__What is expected__. Extract the entries in their exact form.

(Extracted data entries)
__________
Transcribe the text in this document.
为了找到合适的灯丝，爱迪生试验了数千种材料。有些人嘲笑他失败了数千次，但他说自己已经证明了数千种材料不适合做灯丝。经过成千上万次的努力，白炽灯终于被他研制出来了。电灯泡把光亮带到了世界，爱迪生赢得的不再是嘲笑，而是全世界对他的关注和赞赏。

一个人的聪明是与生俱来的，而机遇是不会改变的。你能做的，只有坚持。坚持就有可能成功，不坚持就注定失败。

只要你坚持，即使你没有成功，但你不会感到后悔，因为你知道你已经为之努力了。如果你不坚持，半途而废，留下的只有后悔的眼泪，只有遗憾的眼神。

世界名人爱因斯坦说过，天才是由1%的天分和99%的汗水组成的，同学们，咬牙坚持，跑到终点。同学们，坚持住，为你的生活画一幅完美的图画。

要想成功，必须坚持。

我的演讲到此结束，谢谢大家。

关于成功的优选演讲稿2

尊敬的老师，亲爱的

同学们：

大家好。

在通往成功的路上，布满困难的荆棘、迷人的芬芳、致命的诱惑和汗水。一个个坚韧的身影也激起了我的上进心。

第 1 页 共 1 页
__________
__Solution to this task__.
Transcribe the text in this document.
为了找到合适的灯丝，爱迪生试验了数千种材料。有些人嘲笑他失败了数千次，但他说自己已经证明了数千种材料不适合做灯丝。经过成千上万次的努力，白炽灯终于被他研制出来了。电灯泡把光亮带到了世界，爱迪生赢得的不再是嘲笑，而是全世界对他的关注和赞赏。

一个人的聪明是与生俱来的，而机遇是不会改变的。你能做的，只有坚持。坚持就有可能成功，不坚持就注定失败。

只要你坚持，即使你没有成功，但你不会感到后悔，因为你知道你已经为之努力了。如果你不坚持，半途而废，留下的只有后悔的眼泪，只有遗憾的眼神。

世界名人爱因斯坦说过，天才是由1%的天分和99%的汗水组成的，同学们，咬牙坚持，跑到终点。同学们，坚持住，为你的生活画一幅完美的图画。

要想成功，必须坚持。

我的演讲到此结束，谢谢大家。

关于成功的优选演讲稿2

尊敬的老师，亲爱的

同学们：

大家好。

在通往成功的路上，布满困难的荆棘、迷人的芬芳、致命的诱惑和汗水。一个个坚韧的身影也激起了我的上进心。

第 1 页 共 1 页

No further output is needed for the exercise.